Dataset records

--------------------------------------------------

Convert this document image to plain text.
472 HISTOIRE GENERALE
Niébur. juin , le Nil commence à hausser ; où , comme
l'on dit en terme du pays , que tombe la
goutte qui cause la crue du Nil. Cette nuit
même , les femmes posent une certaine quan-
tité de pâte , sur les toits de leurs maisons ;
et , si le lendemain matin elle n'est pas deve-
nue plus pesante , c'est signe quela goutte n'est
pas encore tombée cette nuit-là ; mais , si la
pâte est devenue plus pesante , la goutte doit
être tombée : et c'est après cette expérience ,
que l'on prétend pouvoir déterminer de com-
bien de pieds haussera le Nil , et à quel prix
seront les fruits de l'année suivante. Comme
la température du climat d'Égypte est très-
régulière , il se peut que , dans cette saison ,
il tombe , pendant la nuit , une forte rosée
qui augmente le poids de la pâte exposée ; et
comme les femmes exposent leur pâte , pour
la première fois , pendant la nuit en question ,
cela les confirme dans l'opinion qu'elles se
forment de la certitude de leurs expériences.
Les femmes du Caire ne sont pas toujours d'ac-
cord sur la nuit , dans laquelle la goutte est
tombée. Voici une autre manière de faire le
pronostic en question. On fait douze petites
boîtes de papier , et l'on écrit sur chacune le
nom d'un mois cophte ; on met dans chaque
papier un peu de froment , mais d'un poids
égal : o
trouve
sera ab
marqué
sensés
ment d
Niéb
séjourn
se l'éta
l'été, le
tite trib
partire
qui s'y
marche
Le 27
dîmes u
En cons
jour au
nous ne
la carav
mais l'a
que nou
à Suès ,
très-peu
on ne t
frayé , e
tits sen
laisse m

--------------------------------------------------

Copy in full each line that holds the word "poids".

## Task response:
qui augmente le poids de la pâte exposée ; et
papier un peu de froment , mais d'un poids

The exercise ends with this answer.